• _GOAL_
Write out the data again in full, exactly as it reads.

• _MATERIAL SHOWN_
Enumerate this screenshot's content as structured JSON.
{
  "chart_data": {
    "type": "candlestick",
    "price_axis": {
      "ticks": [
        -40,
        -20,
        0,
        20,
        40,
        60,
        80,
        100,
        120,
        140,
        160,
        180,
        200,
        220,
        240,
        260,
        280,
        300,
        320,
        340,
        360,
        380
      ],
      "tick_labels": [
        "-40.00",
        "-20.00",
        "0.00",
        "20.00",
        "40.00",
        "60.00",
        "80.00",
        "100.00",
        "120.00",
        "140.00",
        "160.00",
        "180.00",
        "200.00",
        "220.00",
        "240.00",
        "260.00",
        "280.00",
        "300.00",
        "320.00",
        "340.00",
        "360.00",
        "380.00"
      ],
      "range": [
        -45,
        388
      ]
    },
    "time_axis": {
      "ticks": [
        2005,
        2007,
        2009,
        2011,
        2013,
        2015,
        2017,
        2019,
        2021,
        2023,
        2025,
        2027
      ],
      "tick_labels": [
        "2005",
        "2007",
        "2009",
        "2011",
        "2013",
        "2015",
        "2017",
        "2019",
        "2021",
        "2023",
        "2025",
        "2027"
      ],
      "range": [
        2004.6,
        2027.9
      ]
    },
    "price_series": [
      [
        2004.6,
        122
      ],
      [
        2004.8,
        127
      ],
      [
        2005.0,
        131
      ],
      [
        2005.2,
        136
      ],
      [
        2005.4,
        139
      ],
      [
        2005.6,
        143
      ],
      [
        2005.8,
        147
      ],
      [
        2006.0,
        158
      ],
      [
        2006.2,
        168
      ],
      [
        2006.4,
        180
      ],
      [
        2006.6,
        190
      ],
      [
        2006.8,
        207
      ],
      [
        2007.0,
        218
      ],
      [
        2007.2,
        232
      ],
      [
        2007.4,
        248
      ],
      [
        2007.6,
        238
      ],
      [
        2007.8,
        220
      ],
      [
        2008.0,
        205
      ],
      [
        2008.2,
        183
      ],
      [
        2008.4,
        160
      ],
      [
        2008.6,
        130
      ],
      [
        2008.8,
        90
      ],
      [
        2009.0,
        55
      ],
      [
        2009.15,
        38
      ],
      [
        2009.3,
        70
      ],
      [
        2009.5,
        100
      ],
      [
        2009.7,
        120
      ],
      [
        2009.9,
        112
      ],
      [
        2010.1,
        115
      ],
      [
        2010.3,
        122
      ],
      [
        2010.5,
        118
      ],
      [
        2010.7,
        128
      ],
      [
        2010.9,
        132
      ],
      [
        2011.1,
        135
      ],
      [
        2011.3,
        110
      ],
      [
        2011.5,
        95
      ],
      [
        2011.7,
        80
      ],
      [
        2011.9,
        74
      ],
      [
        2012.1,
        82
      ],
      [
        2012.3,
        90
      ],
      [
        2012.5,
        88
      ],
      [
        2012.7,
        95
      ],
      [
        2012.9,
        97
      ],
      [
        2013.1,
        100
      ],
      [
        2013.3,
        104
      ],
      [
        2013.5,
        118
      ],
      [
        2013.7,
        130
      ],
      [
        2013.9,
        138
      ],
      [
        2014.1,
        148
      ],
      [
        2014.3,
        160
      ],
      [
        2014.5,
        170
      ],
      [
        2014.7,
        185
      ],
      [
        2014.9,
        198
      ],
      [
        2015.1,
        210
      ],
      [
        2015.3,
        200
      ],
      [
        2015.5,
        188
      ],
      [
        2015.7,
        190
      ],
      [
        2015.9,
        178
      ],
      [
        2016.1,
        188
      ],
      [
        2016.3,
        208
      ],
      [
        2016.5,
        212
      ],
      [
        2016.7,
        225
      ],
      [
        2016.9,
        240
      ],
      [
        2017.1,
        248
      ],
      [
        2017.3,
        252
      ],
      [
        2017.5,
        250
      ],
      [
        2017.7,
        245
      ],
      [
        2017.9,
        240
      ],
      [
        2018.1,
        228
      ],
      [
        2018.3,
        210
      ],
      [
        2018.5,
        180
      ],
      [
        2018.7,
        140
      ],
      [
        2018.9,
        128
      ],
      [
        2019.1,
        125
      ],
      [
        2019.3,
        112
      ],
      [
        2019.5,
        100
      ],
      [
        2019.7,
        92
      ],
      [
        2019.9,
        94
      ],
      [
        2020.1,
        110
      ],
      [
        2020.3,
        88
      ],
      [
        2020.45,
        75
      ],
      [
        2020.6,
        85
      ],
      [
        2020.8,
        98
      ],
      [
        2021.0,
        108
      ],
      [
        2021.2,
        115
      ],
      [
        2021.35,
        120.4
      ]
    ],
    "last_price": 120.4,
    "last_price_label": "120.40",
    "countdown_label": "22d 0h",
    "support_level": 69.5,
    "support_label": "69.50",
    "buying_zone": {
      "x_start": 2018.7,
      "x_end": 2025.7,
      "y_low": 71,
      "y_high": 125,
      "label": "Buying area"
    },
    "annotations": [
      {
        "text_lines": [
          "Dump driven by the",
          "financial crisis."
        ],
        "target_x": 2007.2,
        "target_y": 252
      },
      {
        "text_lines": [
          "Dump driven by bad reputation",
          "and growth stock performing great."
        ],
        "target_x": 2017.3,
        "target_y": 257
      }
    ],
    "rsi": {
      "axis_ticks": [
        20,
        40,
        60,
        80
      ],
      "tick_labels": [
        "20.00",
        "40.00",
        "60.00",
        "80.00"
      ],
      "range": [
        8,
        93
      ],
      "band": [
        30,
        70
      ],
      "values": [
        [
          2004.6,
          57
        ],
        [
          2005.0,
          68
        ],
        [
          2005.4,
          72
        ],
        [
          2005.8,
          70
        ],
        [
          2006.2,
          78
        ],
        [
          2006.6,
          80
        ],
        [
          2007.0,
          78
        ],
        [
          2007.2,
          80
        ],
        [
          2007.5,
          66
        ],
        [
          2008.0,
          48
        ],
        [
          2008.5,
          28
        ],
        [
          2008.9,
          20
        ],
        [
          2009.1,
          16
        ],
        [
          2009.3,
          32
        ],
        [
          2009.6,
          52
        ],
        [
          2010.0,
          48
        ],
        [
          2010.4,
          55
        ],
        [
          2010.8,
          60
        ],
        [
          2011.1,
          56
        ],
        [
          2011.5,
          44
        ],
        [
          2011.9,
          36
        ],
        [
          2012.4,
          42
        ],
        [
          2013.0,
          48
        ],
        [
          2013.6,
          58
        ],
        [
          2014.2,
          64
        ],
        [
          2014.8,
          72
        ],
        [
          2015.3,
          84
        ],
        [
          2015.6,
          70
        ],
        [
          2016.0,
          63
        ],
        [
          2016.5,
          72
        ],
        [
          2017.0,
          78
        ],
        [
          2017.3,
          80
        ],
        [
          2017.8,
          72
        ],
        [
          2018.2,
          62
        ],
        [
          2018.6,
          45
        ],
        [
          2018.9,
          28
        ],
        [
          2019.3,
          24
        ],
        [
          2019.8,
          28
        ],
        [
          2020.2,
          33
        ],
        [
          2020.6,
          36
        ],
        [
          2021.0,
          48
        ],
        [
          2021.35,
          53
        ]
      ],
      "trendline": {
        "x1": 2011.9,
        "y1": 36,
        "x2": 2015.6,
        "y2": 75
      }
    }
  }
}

• _EXERCISE RESPONSE_
Enumerate this screenshot's content as structured JSON.
{
  "chart_data": {
    "type": "candlestick",
    "price_axis": {
      "ticks": [
        -40,
        -20,
        0,
        20,
        40,
        60,
        80,
        100,
        120,
        140,
        160,
        180,
        200,
        220,
        240,
        260,
        280,
        300,
        320,
        340,
        360,
        380
      ],
      "tick_labels": [
        "-40.00",
        "-20.00",
        "0.00",
        "20.00",
        "40.00",
        "60.00",
        "80.00",
        "100.00",
        "120.00",
        "140.00",
        "160.00",
        "180.00",
        "200.00",
        "220.00",
        "240.00",
        "260.00",
        "280.00",
        "300.00",
        "320.00",
        "340.00",
        "360.00",
        "380.00"
      ],
      "range": [
        -45,
        388
      ]
    },
    "time_axis": {
      "ticks": [
        2005,
        2007,
        2009,
        2011,
        2013,
        2015,
        2017,
        2019,
        2021,
        2023,
        2025,
        2027
      ],
      "tick_labels": [
        "2005",
        "2007",
        "2009",
        "2011",
        "2013",
        "2015",
        "2017",
        "2019",
        "2021",
        "2023",
        "2025",
        "2027"
      ],
      "range": [
        2004.6,
        2027.9
      ]
    },
    "price_series": [
      [
        2004.6,
        122
      ],
      [
        2004.8,
        127
      ],
      [
        2005.0,
        131
      ],
      [
        2005.2,
        136
      ],
      [
        2005.4,
        139
      ],
      [
        2005.6,
        143
      ],
      [
        2005.8,
        147
      ],
      [
        2006.0,
        158
      ],
      [
        2006.2,
        168
      ],
      [
        2006.4,
        180
      ],
      [
        2006.6,
        190
      ],
      [
        2006.8,
        207
      ],
      [
        2007.0,
        218
      ],
      [
        2007.2,
        232
      ],
      [
        2007.4,
        248
      ],
      [
        2007.6,
        238
      ],
      [
        2007.8,
        220
      ],
      [
        2008.0,
        205
      ],
      [
        2008.2,
        183
      ],
      [
        2008.4,
        160
      ],
      [
        2008.6,
        130
      ],
      [
        2008.8,
        90
      ],
      [
        2009.0,
        55
      ],
      [
        2009.15,
        38
      ],
      [
        2009.3,
        70
      ],
      [
        2009.5,
        100
      ],
      [
        2009.7,
        120
      ],
      [
        2009.9,
        112
      ],
      [
        2010.1,
        115
      ],
      [
        2010.3,
        122
      ],
      [
        2010.5,
        118
      ],
      [
        2010.7,
        128
      ],
      [
        2010.9,
        132
      ],
      [
        2011.1,
        135
      ],
      [
        2011.3,
        110
      ],
      [
        2011.5,
        95
      ],
      [
        2011.7,
        80
      ],
      [
        2011.9,
        74
      ],
      [
        2012.1,
        82
      ],
      [
        2012.3,
        90
      ],
      [
        2012.5,
        88
      ],
      [
        2012.7,
        95
      ],
      [
        2012.9,
        97
      ],
      [
        2013.1,
        100
      ],
      [
        2013.3,
        104
      ],
      [
        2013.5,
        118
      ],
      [
        2013.7,
        130
      ],
      [
        2013.9,
        138
      ],
      [
        2014.1,
        148
      ],
      [
        2014.3,
        160
      ],
      [
        2014.5,
        170
      ],
      [
        2014.7,
        185
      ],
      [
        2014.9,
        198
      ],
      [
        2015.1,
        210
      ],
      [
        2015.3,
        200
      ],
      [
        2015.5,
        188
      ],
      [
        2015.7,
        190
      ],
      [
        2015.9,
        178
      ],
      [
        2016.1,
        188
      ],
      [
        2016.3,
        208
      ],
      [
        2016.5,
        212
      ],
      [
        2016.7,
        225
      ],
      [
        2016.9,
        240
      ],
      [
        2017.1,
        248
      ],
      [
        2017.3,
        252
      ],
      [
        2017.5,
        250
      ],
      [
        2017.7,
        245
      ],
      [
        2017.9,
        240
      ],
      [
        2018.1,
        228
      ],
      [
        2018.3,
        210
      ],
      [
        2018.5,
        180
      ],
      [
        2018.7,
        140
      ],
      [
        2018.9,
        128
      ],
      [
        2019.1,
        125
      ],
      [
        2019.3,
        112
      ],
      [
        2019.5,
        100
      ],
      [
        2019.7,
        92
      ],
      [
        2019.9,
        94
      ],
      [
        2020.1,
        110
      ],
      [
        2020.3,
        88
      ],
      [
        2020.45,
        75
      ],
      [
        2020.6,
        85
      ],
      [
        2020.8,
        98
      ],
      [
        2021.0,
        108
      ],
      [
        2021.2,
        115
      ],
      [
        2021.35,
        120.4
      ]
    ],
    "last_price": 120.4,
    "last_price_label": "120.40",
    "countdown_label": "22d 0h",
    "support_level": 69.5,
    "support_label": "69.50",
    "buying_zone": {
      "x_start": 2018.7,
      "x_end": 2025.7,
      "y_low": 71,
      "y_high": 125,
      "label": "Buying area"
    },
    "annotations": [
      {
        "text_lines": [
          "Dump driven by the",
          "financial crisis."
        ],
        "target_x": 2007.2,
        "target_y": 252
      },
      {
        "text_lines": [
          "Dump driven by bad reputation",
          "and growth stock performing great."
        ],
        "target_x": 2017.3,
        "target_y": 257
      }
    ],
    "rsi": {
      "axis_ticks": [
        20,
        40,
        60,
        80
      ],
      "tick_labels": [
        "20.00",
        "40.00",
        "60.00",
        "80.00"
      ],
      "range": [
        8,
        93
      ],
      "band": [
        30,
        70
      ],
      "values": [
        [
          2004.6,
          57
        ],
        [
          2005.0,
          68
        ],
        [
          2005.4,
          72
        ],
        [
          2005.8,
          70
        ],
        [
          2006.2,
          78
        ],
        [
          2006.6,
          80
        ],
        [
          2007.0,
          78
        ],
        [
          2007.2,
          80
        ],
        [
          2007.5,
          66
        ],
        [
          2008.0,
          48
        ],
        [
          2008.5,
          28
        ],
        [
          2008.9,
          20
        ],
        [
          2009.1,
          16
        ],
        [
          2009.3,
          32
        ],
        [
          2009.6,
          52
        ],
        [
          2010.0,
          48
        ],
        [
          2010.4,
          55
        ],
        [
          2010.8,
          60
        ],
        [
          2011.1,
          56
        ],
        [
          2011.5,
          44
        ],
        [
          2011.9,
          36
        ],
        [
          2012.4,
          42
        ],
        [
          2013.0,
          48
        ],
        [
          2013.6,
          58
        ],
        [
          2014.2,
          64
        ],
        [
          2014.8,
          72
        ],
        [
          2015.3,
          84
        ],
        [
          2015.6,
          70
        ],
        [
          2016.0,
          63
        ],
        [
          2016.5,
          72
        ],
        [
          2017.0,
          78
        ],
        [
          2017.3,
          80
        ],
        [
          2017.8,
          72
        ],
        [
          2018.2,
          62
        ],
        [
          2018.6,
          45
        ],
        [
          2018.9,
          28
        ],
        [
          2019.3,
          24
        ],
        [
          2019.8,
          28
        ],
        [
          2020.2,
          33
        ],
        [
          2020.6,
          36
        ],
        [
          2021.0,
          48
        ],
        [
          2021.35,
          53
        ]
      ],
      "trendline": {
        "x1": 2011.9,
        "y1": 36,
        "x2": 2015.6,
        "y2": 75
      }
    }
  }
}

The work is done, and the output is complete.